Extracted data entries
╭──
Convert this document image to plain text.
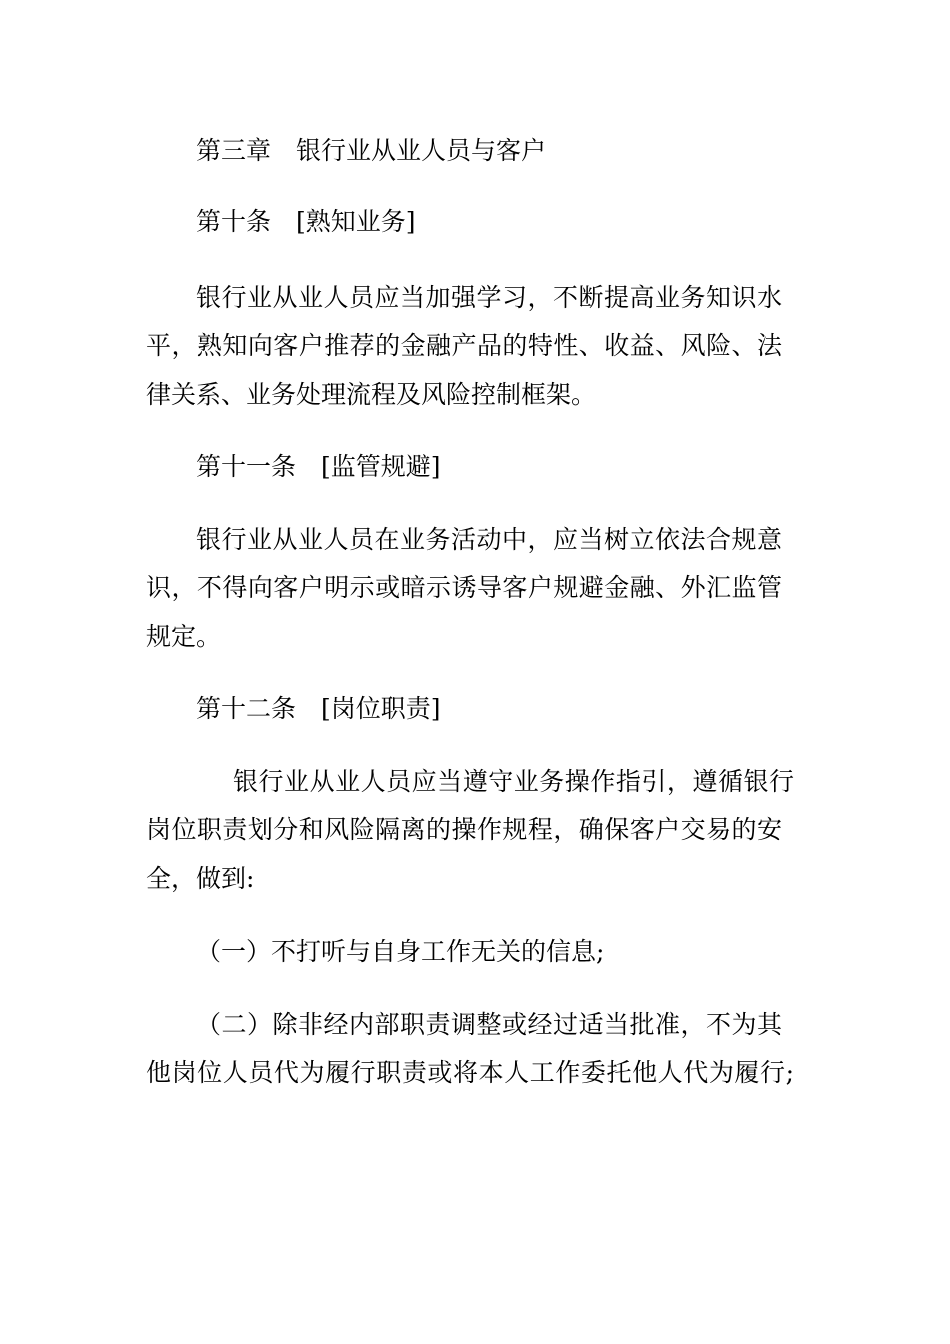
第三章　银行业从业人员与客户
第十条　[熟知业务]
银行业从业人员应当加强学习，不断提高业务知识水
平，熟知向客户推荐的金融产品的特性、收益、风险、法
律关系、业务处理流程及风险控制框架。
第十一条　[监管规避]
银行业从业人员在业务活动中，应当树立依法合规意
识，不得向客户明示或暗示诱导客户规避金融、外汇监管
规定。
第十二条　[岗位职责]
银行业从业人员应当遵守业务操作指引，遵循银行
岗位职责划分和风险隔离的操作规程，确保客户交易的安
全，做到:
（一）不打听与自身工作无关的信息;
（二）除非经内部职责调整或经过适当批准，不为其
他岗位人员代为履行职责或将本人工作委托他人代为履行;
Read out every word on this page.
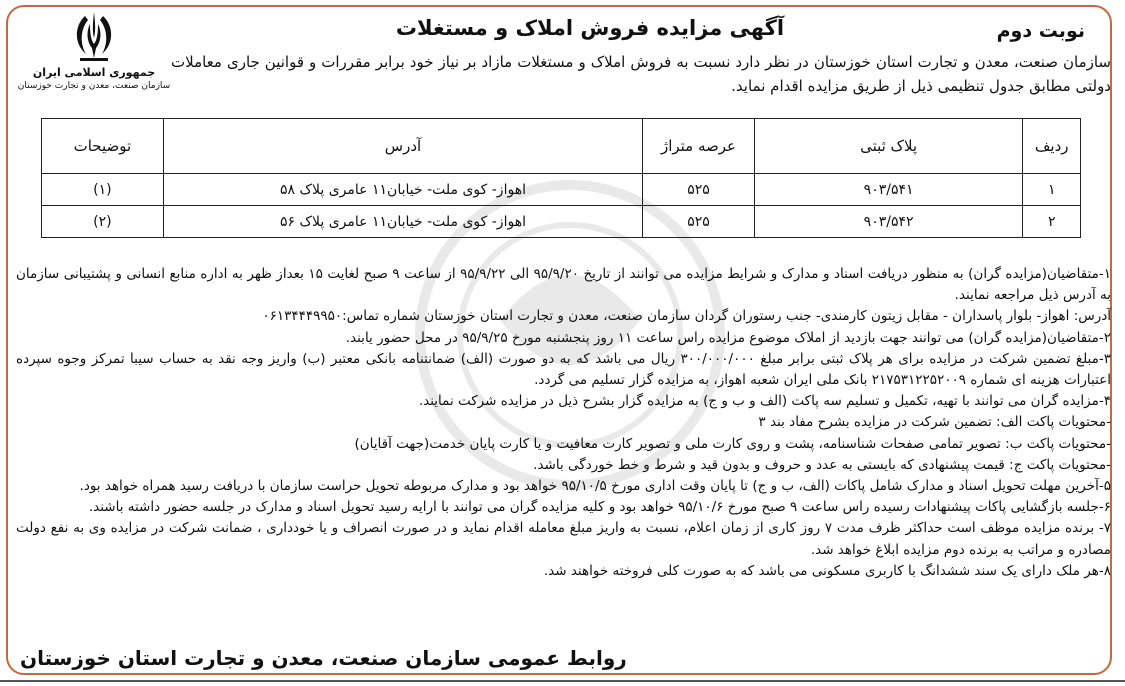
جمهوری اسلامی ایران
سازمان صنعت، معدن و تجارت خوزستان
نوبت دوم
آگهی مزایده فروش املاک و مستغلات
سازمان صنعت، معدن و تجارت استان خوزستان در نظر دارد نسبت به فروش املاک و مستغلات مازاد بر نیاز خود برابر مقررات و قوانین جاری معاملات دولتی مطابق جدول تنظیمی ذیل از طریق مزایده اقدام نماید.
ردیف	پلاک ثبتی	عرصه متراژ	آدرس	توضیحات
۱	۹۰۳/۵۴۱	۵۲۵	اهواز- کوی ملت- خیابان۱۱ عامری پلاک ۵۸	(۱)
۲	۹۰۳/۵۴۲	۵۲۵	اهواز- کوی ملت- خیابان۱۱ عامری پلاک ۵۶	(۲)

۱-متقاضیان(مزایده گران) به منظور دریافت اسناد و مدارک و شرایط مزایده می توانند از تاریخ ۹۵/۹/۲۰ الی ۹۵/۹/۲۲ از ساعت ۹ صبح لغایت ۱۵ بعداز ظهر به اداره منابع انسانی و پشتیبانی سازمان به آدرس ذیل مراجعه نمایند.

آدرس: اهواز- بلوار پاسداران - مقابل زیتون کارمندی- جنب رستوران گردان سازمان صنعت، معدن و تجارت استان خوزستان شماره تماس:۰۶۱۳۴۴۴۹۹۵۰

۲-متقاضیان(مزایده گران) می توانند جهت بازدید از املاک موضوع مزایده راس ساعت ۱۱ روز پنجشنبه مورخ ۹۵/۹/۲۵ در محل حضور یابند.

۳-مبلغ تضمین شرکت در مزایده برای هر پلاک ثبتی برابر مبلغ ۳۰۰/۰۰۰/۰۰۰ ریال می باشد که به دو صورت (الف) ضمانتنامه بانکی معتبر (ب) واریز وجه نقد به حساب سیبا تمرکز وجوه سپرده اعتبارات هزینه ای شماره ۲۱۷۵۳۱۲۲۵۲۰۰۹ بانک ملی ایران شعبه اهواز، به مزایده گزار تسلیم می گردد.

۴-مزایده گران می توانند با تهیه، تکمیل و تسلیم سه پاکت (الف و ب و ج) به مزایده گزار بشرح ذیل در مزایده شرکت نمایند.

-محتویات پاکت الف: تضمین شرکت در مزایده بشرح مفاد بند ۳

-محتویات پاکت ب: تصویر تمامی صفحات شناسنامه، پشت و روی کارت ملی و تصویر کارت معافیت و یا کارت پایان خدمت(جهت آقایان)

-محتویات پاکت ج: قیمت پیشنهادی که بایستی به عدد و حروف و بدون قید و شرط و خط خوردگی باشد.

۵-آخرین مهلت تحویل اسناد و مدارک شامل پاکات (الف، ب و ج) تا پایان وقت اداری مورخ ۹۵/۱۰/۵ خواهد بود و مدارک مربوطه تحویل حراست سازمان با دریافت رسید همراه خواهد بود.

۶-جلسه بازگشایی پاکات پیشنهادات رسیده راس ساعت ۹ صبح مورخ ۹۵/۱۰/۶ خواهد بود و کلیه مزایده گران می توانند با ارایه رسید تحویل اسناد و مدارک در جلسه حضور داشته باشند.

۷- برنده مزایده موظف است حداکثر ظرف مدت ۷ روز کاری از زمان اعلام، نسبت به واریز مبلغ معامله اقدام نماید و در صورت انصراف و یا خودداری ، ضمانت شرکت در مزایده وی به نفع دولت مصادره و مراتب به برنده دوم مزایده ابلاغ خواهد شد.

۸-هر ملک دارای یک سند ششدانگ با کاربری مسکونی می باشد که به صورت کلی فروخته خواهند شد.

روابط عمومی سازمان صنعت، معدن و تجارت استان خوزستان
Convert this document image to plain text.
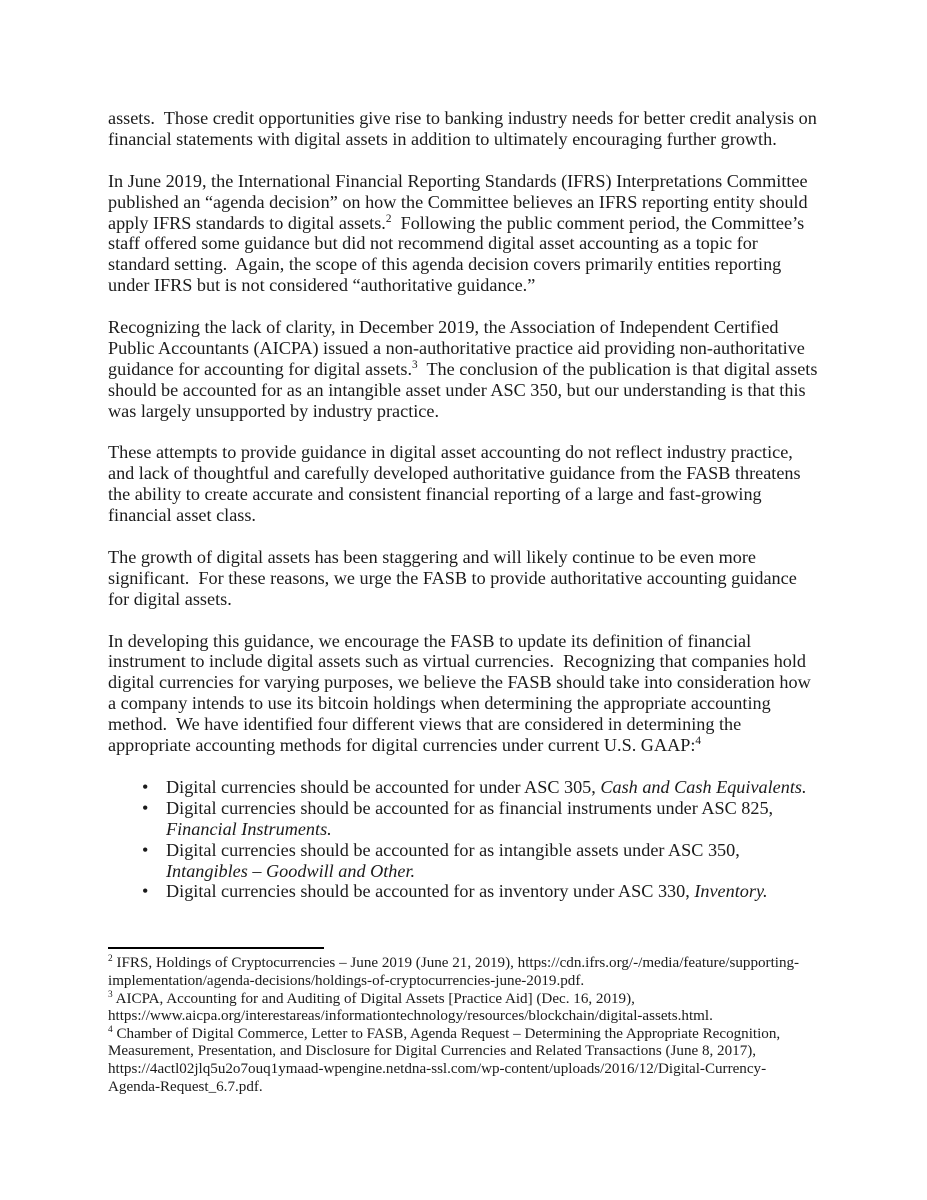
assets.  Those credit opportunities give rise to banking industry needs for better credit analysis on financial statements with digital assets in addition to ultimately encouraging further growth.

In June 2019, the International Financial Reporting Standards (IFRS) Interpretations Committee published an “agenda decision” on how the Committee believes an IFRS reporting entity should apply IFRS standards to digital assets.$^2$  Following the public comment period, the Committee’s staff offered some guidance but did not recommend digital asset accounting as a topic for standard setting.  Again, the scope of this agenda decision covers primarily entities reporting under IFRS but is not considered “authoritative guidance.”

Recognizing the lack of clarity, in December 2019, the Association of Independent Certified Public Accountants (AICPA) issued a non-authoritative practice aid providing non-authoritative guidance for accounting for digital assets.$^3$  The conclusion of the publication is that digital assets should be accounted for as an intangible asset under ASC 350, but our understanding is that this was largely unsupported by industry practice.

These attempts to provide guidance in digital asset accounting do not reflect industry practice, and lack of thoughtful and carefully developed authoritative guidance from the FASB threatens the ability to create accurate and consistent financial reporting of a large and fast-growing financial asset class.

The growth of digital assets has been staggering and will likely continue to be even more significant.  For these reasons, we urge the FASB to provide authoritative accounting guidance for digital assets.

In developing this guidance, we encourage the FASB to update its definition of financial instrument to include digital assets such as virtual currencies.  Recognizing that companies hold digital currencies for varying purposes, we believe the FASB should take into consideration how a company intends to use its bitcoin holdings when determining the appropriate accounting method.  We have identified four different views that are considered in determining the appropriate accounting methods for digital currencies under current U.S. GAAP:$^4$

• Digital currencies should be accounted for under ASC 305, Cash and Cash Equivalents.
• Digital currencies should be accounted for as financial instruments under ASC 825, Financial Instruments.
• Digital currencies should be accounted for as intangible assets under ASC 350, Intangibles – Goodwill and Other.
• Digital currencies should be accounted for as inventory under ASC 330, Inventory.
$^2$ IFRS, Holdings of Cryptocurrencies – June 2019 (June 21, 2019), https://cdn.ifrs.org/-/media/feature/supporting-implementation/agenda-decisions/holdings-of-cryptocurrencies-june-2019.pdf.
$^3$ AICPA, Accounting for and Auditing of Digital Assets [Practice Aid] (Dec. 16, 2019), https://www.aicpa.org/interestareas/informationtechnology/resources/blockchain/digital-assets.html.
$^4$ Chamber of Digital Commerce, Letter to FASB, Agenda Request – Determining the Appropriate Recognition, Measurement, Presentation, and Disclosure for Digital Currencies and Related Transactions (June 8, 2017), https://4actl02jlq5u2o7ouq1ymaad-wpengine.netdna-ssl.com/wp-content/uploads/2016/12/Digital-Currency-Agenda-Request_6.7.pdf.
╰──
Exercise description: Transcribe each entry above exactly, apart from the pictures.

Task answer:
Convert this document image to plain text.
第三章　银行业从业人员与客户
第十条　[熟知业务]
银行业从业人员应当加强学习，不断提高业务知识水
平，熟知向客户推荐的金融产品的特性、收益、风险、法
律关系、业务处理流程及风险控制框架。
第十一条　[监管规避]
银行业从业人员在业务活动中，应当树立依法合规意
识，不得向客户明示或暗示诱导客户规避金融、外汇监管
规定。
第十二条　[岗位职责]
银行业从业人员应当遵守业务操作指引，遵循银行
岗位职责划分和风险隔离的操作规程，确保客户交易的安
全，做到:
（一）不打听与自身工作无关的信息;
（二）除非经内部职责调整或经过适当批准，不为其
他岗位人员代为履行职责或将本人工作委托他人代为履行;
Read out every word on this page.
جمهوری اسلامی ایران
سازمان صنعت، معدن و تجارت خوزستان
نوبت دوم
آگهی مزایده فروش املاک و مستغلات
سازمان صنعت، معدن و تجارت استان خوزستان در نظر دارد نسبت به فروش املاک و مستغلات مازاد بر نیاز خود برابر مقررات و قوانین جاری معاملات دولتی مطابق جدول تنظیمی ذیل از طریق مزایده اقدام نماید.
ردیف	پلاک ثبتی	عرصه متراژ	آدرس	توضیحات
۱	۹۰۳/۵۴۱	۵۲۵	اهواز- کوی ملت- خیابان۱۱ عامری پلاک ۵۸	(۱)
۲	۹۰۳/۵۴۲	۵۲۵	اهواز- کوی ملت- خیابان۱۱ عامری پلاک ۵۶	(۲)

۱-متقاضیان(مزایده گران) به منظور دریافت اسناد و مدارک و شرایط مزایده می توانند از تاریخ ۹۵/۹/۲۰ الی ۹۵/۹/۲۲ از ساعت ۹ صبح لغایت ۱۵ بعداز ظهر به اداره منابع انسانی و پشتیبانی سازمان به آدرس ذیل مراجعه نمایند.

آدرس: اهواز- بلوار پاسداران - مقابل زیتون کارمندی- جنب رستوران گردان سازمان صنعت، معدن و تجارت استان خوزستان شماره تماس:۰۶۱۳۴۴۴۹۹۵۰

۲-متقاضیان(مزایده گران) می توانند جهت بازدید از املاک موضوع مزایده راس ساعت ۱۱ روز پنجشنبه مورخ ۹۵/۹/۲۵ در محل حضور یابند.

۳-مبلغ تضمین شرکت در مزایده برای هر پلاک ثبتی برابر مبلغ ۳۰۰/۰۰۰/۰۰۰ ریال می باشد که به دو صورت (الف) ضمانتنامه بانکی معتبر (ب) واریز وجه نقد به حساب سیبا تمرکز وجوه سپرده اعتبارات هزینه ای شماره ۲۱۷۵۳۱۲۲۵۲۰۰۹ بانک ملی ایران شعبه اهواز، به مزایده گزار تسلیم می گردد.

۴-مزایده گران می توانند با تهیه، تکمیل و تسلیم سه پاکت (الف و ب و ج) به مزایده گزار بشرح ذیل در مزایده شرکت نمایند.

-محتویات پاکت الف: تضمین شرکت در مزایده بشرح مفاد بند ۳

-محتویات پاکت ب: تصویر تمامی صفحات شناسنامه، پشت و روی کارت ملی و تصویر کارت معافیت و یا کارت پایان خدمت(جهت آقایان)

-محتویات پاکت ج: قیمت پیشنهادی که بایستی به عدد و حروف و بدون قید و شرط و خط خوردگی باشد.

۵-آخرین مهلت تحویل اسناد و مدارک شامل پاکات (الف، ب و ج) تا پایان وقت اداری مورخ ۹۵/۱۰/۵ خواهد بود و مدارک مربوطه تحویل حراست سازمان با دریافت رسید همراه خواهد بود.

۶-جلسه بازگشایی پاکات پیشنهادات رسیده راس ساعت ۹ صبح مورخ ۹۵/۱۰/۶ خواهد بود و کلیه مزایده گران می توانند با ارایه رسید تحویل اسناد و مدارک در جلسه حضور داشته باشند.

۷- برنده مزایده موظف است حداکثر ظرف مدت ۷ روز کاری از زمان اعلام، نسبت به واریز مبلغ معامله اقدام نماید و در صورت انصراف و یا خودداری ، ضمانت شرکت در مزایده وی به نفع دولت مصادره و مراتب به برنده دوم مزایده ابلاغ خواهد شد.

۸-هر ملک دارای یک سند ششدانگ با کاربری مسکونی می باشد که به صورت کلی فروخته خواهند شد.

روابط عمومی سازمان صنعت، معدن و تجارت استان خوزستان
Convert this document image to plain text.
assets.  Those credit opportunities give rise to banking industry needs for better credit analysis on financial statements with digital assets in addition to ultimately encouraging further growth.

In June 2019, the International Financial Reporting Standards (IFRS) Interpretations Committee published an “agenda decision” on how the Committee believes an IFRS reporting entity should apply IFRS standards to digital assets.$^2$  Following the public comment period, the Committee’s staff offered some guidance but did not recommend digital asset accounting as a topic for standard setting.  Again, the scope of this agenda decision covers primarily entities reporting under IFRS but is not considered “authoritative guidance.”

Recognizing the lack of clarity, in December 2019, the Association of Independent Certified Public Accountants (AICPA) issued a non-authoritative practice aid providing non-authoritative guidance for accounting for digital assets.$^3$  The conclusion of the publication is that digital assets should be accounted for as an intangible asset under ASC 350, but our understanding is that this was largely unsupported by industry practice.

These attempts to provide guidance in digital asset accounting do not reflect industry practice, and lack of thoughtful and carefully developed authoritative guidance from the FASB threatens the ability to create accurate and consistent financial reporting of a large and fast-growing financial asset class.

The growth of digital assets has been staggering and will likely continue to be even more significant.  For these reasons, we urge the FASB to provide authoritative accounting guidance for digital assets.

In developing this guidance, we encourage the FASB to update its definition of financial instrument to include digital assets such as virtual currencies.  Recognizing that companies hold digital currencies for varying purposes, we believe the FASB should take into consideration how a company intends to use its bitcoin holdings when determining the appropriate accounting method.  We have identified four different views that are considered in determining the appropriate accounting methods for digital currencies under current U.S. GAAP:$^4$

• Digital currencies should be accounted for under ASC 305, Cash and Cash Equivalents.
• Digital currencies should be accounted for as financial instruments under ASC 825, Financial Instruments.
• Digital currencies should be accounted for as intangible assets under ASC 350, Intangibles – Goodwill and Other.
• Digital currencies should be accounted for as inventory under ASC 330, Inventory.
$^2$ IFRS, Holdings of Cryptocurrencies – June 2019 (June 21, 2019), https://cdn.ifrs.org/-/media/feature/supporting-implementation/agenda-decisions/holdings-of-cryptocurrencies-june-2019.pdf.
$^3$ AICPA, Accounting for and Auditing of Digital Assets [Practice Aid] (Dec. 16, 2019), https://www.aicpa.org/interestareas/informationtechnology/resources/blockchain/digital-assets.html.
$^4$ Chamber of Digital Commerce, Letter to FASB, Agenda Request – Determining the Appropriate Recognition, Measurement, Presentation, and Disclosure for Digital Currencies and Related Transactions (June 8, 2017), https://4actl02jlq5u2o7ouq1ymaad-wpengine.netdna-ssl.com/wp-content/uploads/2016/12/Digital-Currency-Agenda-Request_6.7.pdf.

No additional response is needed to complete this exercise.